Work out how many lines include "produsert" and answer with that number only.

= = = = = = =

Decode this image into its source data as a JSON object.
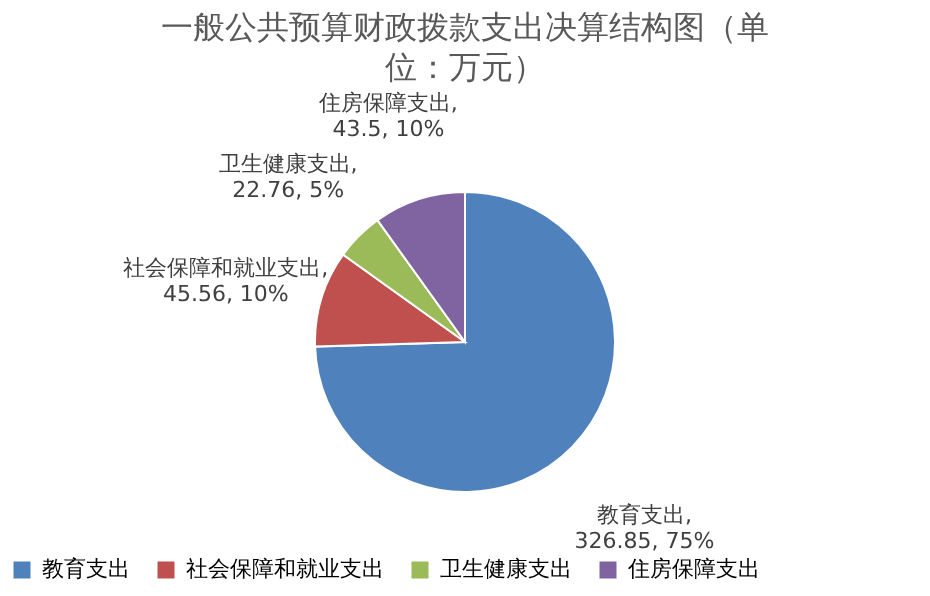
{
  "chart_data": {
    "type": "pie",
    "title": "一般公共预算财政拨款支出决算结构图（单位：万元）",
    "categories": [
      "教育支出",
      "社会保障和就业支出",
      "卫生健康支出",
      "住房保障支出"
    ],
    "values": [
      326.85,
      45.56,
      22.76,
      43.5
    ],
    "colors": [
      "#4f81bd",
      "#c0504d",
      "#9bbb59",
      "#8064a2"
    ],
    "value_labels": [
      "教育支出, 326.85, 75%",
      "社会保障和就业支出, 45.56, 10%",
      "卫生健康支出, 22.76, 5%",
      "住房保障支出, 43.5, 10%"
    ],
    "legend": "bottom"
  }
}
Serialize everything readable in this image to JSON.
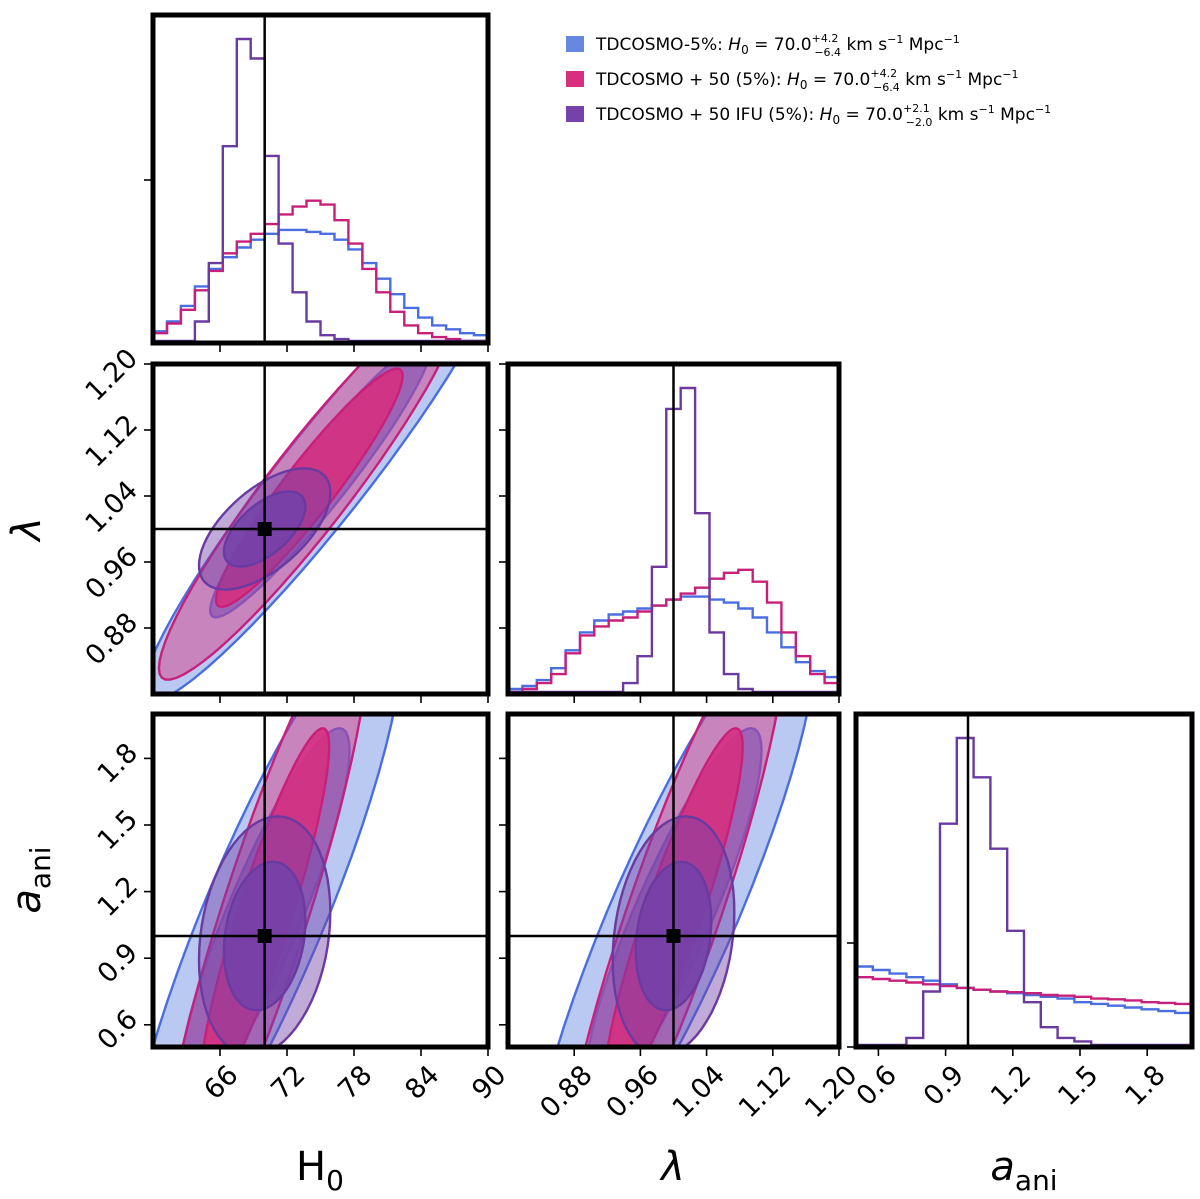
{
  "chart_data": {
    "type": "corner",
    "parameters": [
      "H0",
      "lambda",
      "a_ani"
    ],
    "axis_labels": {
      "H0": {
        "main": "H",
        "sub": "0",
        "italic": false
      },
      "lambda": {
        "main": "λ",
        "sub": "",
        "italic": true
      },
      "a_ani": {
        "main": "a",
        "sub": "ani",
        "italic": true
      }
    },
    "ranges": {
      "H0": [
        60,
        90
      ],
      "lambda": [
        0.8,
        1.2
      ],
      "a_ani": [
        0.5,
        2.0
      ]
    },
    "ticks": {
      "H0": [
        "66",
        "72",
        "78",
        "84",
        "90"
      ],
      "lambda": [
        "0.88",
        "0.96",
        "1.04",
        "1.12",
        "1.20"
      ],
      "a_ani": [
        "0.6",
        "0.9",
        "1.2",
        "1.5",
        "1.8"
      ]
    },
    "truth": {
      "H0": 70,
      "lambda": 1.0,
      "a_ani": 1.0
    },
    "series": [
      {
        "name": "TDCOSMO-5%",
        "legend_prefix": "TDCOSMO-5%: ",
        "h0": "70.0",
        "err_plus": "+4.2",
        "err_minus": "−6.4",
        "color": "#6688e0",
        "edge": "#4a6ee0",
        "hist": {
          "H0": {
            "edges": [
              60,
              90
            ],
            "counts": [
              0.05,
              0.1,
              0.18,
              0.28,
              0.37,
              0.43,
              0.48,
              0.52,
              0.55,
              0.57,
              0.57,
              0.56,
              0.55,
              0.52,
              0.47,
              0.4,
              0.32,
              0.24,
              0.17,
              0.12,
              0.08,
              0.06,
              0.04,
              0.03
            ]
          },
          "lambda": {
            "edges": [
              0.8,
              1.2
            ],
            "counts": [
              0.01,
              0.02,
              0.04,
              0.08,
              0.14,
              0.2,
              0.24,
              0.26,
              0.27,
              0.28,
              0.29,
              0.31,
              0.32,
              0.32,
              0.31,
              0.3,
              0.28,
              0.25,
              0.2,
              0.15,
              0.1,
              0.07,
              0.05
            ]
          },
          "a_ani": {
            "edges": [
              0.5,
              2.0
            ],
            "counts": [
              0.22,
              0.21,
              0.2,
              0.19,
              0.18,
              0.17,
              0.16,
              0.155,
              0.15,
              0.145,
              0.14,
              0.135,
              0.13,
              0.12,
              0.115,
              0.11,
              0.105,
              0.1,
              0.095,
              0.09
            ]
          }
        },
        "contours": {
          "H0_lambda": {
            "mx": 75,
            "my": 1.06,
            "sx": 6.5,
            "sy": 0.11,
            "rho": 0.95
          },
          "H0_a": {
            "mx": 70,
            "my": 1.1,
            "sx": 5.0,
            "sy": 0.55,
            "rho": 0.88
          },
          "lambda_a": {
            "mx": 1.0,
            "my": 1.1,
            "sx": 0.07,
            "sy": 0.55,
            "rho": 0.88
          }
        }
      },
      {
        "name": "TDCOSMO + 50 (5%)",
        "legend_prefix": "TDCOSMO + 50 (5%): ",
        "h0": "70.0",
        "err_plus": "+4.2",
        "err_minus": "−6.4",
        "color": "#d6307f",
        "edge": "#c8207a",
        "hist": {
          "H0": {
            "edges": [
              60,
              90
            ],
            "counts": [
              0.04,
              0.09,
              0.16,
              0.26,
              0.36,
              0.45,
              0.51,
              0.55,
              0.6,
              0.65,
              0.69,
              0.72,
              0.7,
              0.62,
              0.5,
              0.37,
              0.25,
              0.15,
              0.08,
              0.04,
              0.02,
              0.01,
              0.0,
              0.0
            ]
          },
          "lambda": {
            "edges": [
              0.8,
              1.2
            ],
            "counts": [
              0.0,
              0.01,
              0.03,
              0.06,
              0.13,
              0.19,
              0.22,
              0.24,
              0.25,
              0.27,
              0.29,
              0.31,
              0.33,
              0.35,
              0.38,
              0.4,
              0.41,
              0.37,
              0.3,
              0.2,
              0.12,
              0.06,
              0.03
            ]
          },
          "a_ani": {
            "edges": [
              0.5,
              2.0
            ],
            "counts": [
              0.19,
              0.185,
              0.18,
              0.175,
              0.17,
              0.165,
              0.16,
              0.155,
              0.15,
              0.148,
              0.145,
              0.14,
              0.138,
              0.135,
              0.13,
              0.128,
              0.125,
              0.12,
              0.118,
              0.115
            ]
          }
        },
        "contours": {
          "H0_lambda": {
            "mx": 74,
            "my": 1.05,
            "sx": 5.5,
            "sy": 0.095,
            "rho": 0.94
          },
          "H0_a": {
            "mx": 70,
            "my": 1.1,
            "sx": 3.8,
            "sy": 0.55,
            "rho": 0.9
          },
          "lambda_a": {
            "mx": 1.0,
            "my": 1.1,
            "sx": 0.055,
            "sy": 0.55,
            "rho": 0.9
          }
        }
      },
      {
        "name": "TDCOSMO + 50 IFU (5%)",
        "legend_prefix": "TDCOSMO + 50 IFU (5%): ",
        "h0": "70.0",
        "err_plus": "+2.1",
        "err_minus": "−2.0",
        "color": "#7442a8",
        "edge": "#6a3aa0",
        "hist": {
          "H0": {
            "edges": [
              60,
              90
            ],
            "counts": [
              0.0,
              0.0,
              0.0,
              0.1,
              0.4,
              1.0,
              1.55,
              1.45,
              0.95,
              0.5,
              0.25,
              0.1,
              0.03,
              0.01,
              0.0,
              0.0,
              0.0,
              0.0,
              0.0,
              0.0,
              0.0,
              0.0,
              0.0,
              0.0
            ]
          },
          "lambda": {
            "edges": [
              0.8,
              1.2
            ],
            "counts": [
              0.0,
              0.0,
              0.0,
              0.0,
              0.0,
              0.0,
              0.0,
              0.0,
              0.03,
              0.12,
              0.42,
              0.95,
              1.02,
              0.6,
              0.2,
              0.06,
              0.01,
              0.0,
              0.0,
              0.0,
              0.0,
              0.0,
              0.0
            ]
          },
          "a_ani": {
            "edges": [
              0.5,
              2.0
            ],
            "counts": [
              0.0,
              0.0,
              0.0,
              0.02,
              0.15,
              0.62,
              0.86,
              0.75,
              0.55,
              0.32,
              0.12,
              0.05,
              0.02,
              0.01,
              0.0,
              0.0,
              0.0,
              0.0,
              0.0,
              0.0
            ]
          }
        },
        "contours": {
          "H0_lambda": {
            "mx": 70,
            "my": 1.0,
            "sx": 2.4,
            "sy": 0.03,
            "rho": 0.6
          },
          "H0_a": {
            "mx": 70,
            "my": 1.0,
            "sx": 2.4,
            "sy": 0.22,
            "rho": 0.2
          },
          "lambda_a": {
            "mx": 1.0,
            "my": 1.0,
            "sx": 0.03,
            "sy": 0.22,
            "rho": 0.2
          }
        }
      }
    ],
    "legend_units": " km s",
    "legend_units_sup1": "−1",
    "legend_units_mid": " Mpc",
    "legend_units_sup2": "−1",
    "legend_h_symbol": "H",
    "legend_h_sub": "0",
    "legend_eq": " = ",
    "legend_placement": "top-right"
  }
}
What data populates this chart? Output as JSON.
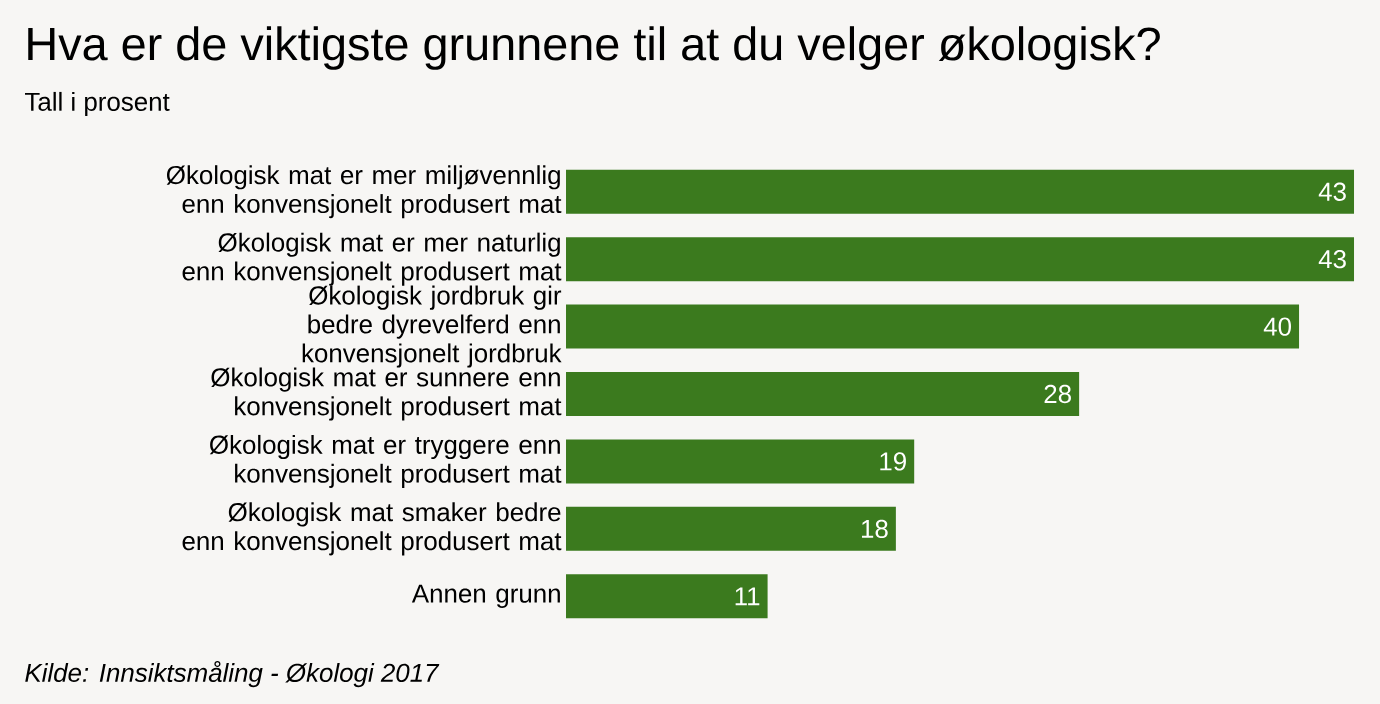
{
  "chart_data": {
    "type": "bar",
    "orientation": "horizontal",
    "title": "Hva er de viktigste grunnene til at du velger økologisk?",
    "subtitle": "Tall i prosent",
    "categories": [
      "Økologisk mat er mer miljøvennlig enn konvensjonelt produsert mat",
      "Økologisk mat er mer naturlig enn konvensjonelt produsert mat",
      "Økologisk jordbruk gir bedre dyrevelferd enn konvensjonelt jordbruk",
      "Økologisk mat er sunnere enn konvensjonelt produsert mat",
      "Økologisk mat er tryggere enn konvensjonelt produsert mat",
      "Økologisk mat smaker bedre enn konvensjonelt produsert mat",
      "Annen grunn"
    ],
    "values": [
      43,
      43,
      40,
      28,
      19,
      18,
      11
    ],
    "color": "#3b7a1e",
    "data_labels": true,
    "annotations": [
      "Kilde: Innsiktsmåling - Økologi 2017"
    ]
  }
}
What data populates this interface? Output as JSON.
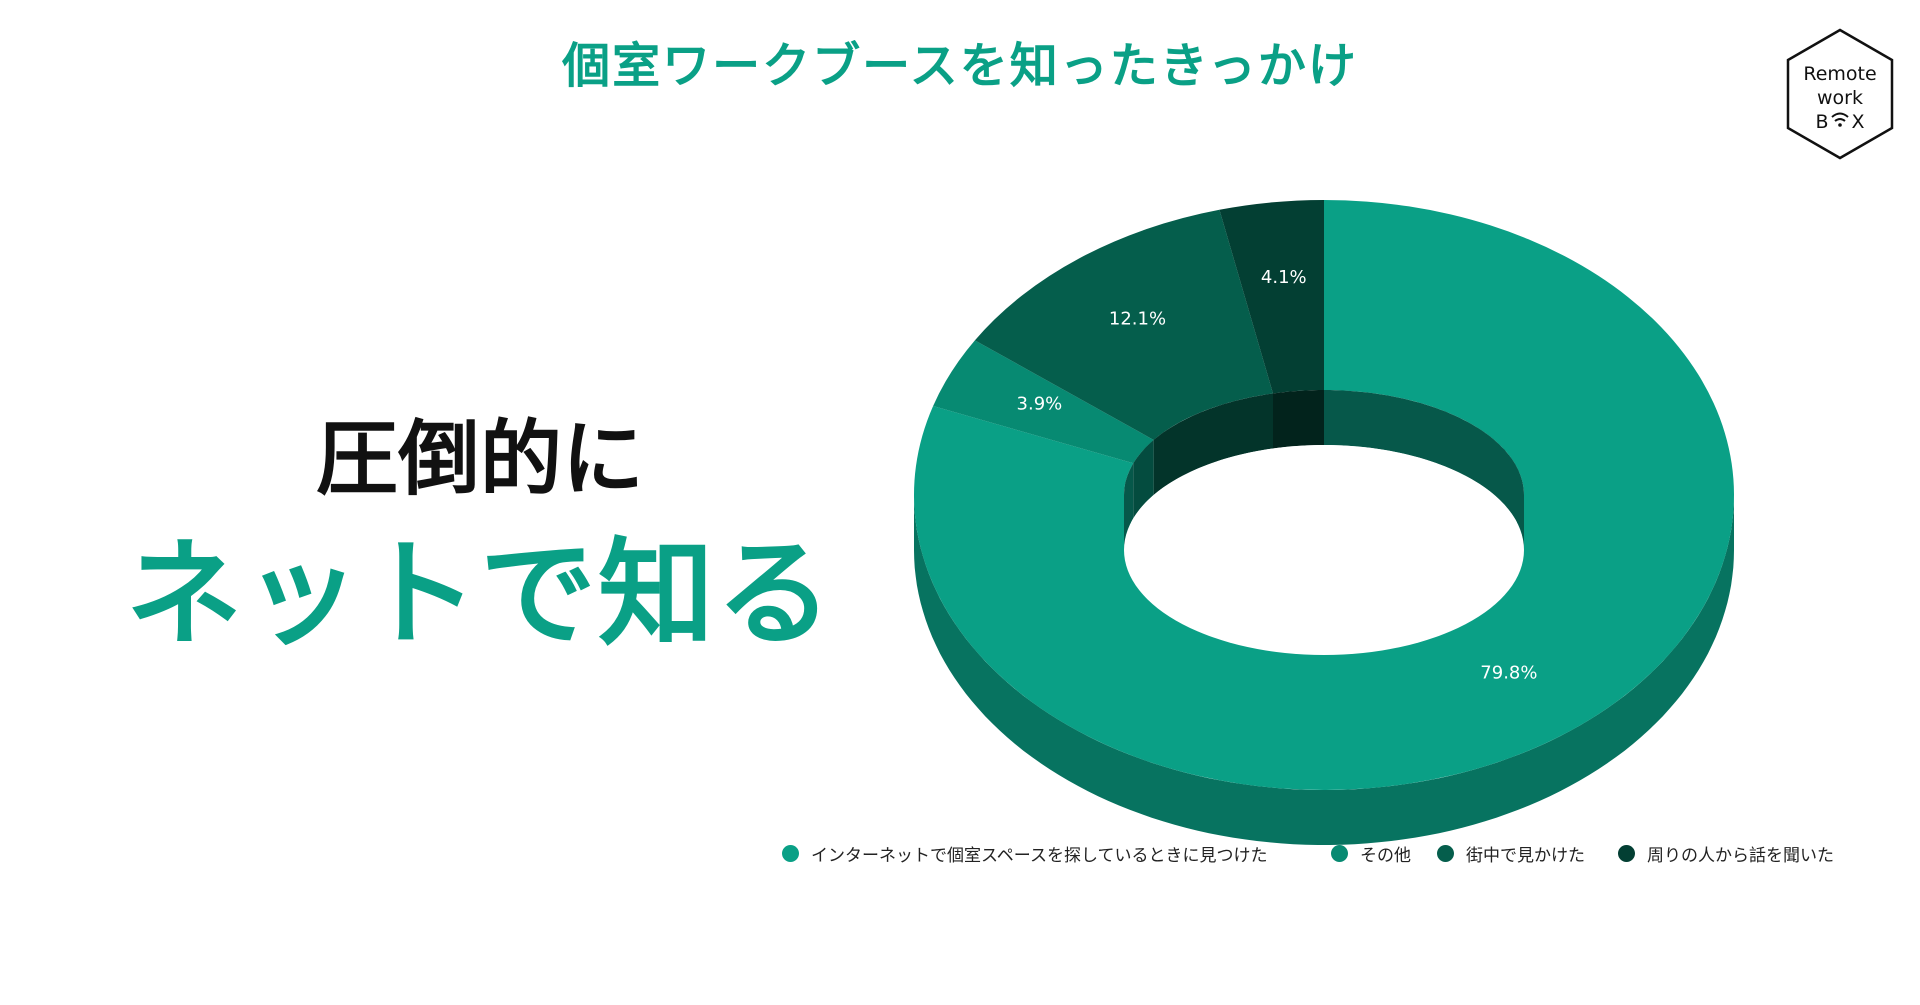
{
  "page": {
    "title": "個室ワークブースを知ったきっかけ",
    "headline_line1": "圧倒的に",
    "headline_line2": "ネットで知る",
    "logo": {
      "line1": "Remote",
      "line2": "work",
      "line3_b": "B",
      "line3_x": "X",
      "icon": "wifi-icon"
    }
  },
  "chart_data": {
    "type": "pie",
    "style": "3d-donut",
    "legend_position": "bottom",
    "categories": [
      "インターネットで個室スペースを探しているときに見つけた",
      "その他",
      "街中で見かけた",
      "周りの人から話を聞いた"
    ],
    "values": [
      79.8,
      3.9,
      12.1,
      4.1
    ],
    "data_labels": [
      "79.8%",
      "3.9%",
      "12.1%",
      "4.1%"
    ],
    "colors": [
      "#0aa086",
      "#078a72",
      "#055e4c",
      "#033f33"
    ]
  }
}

= = = = = = =

■ **Written response**: 5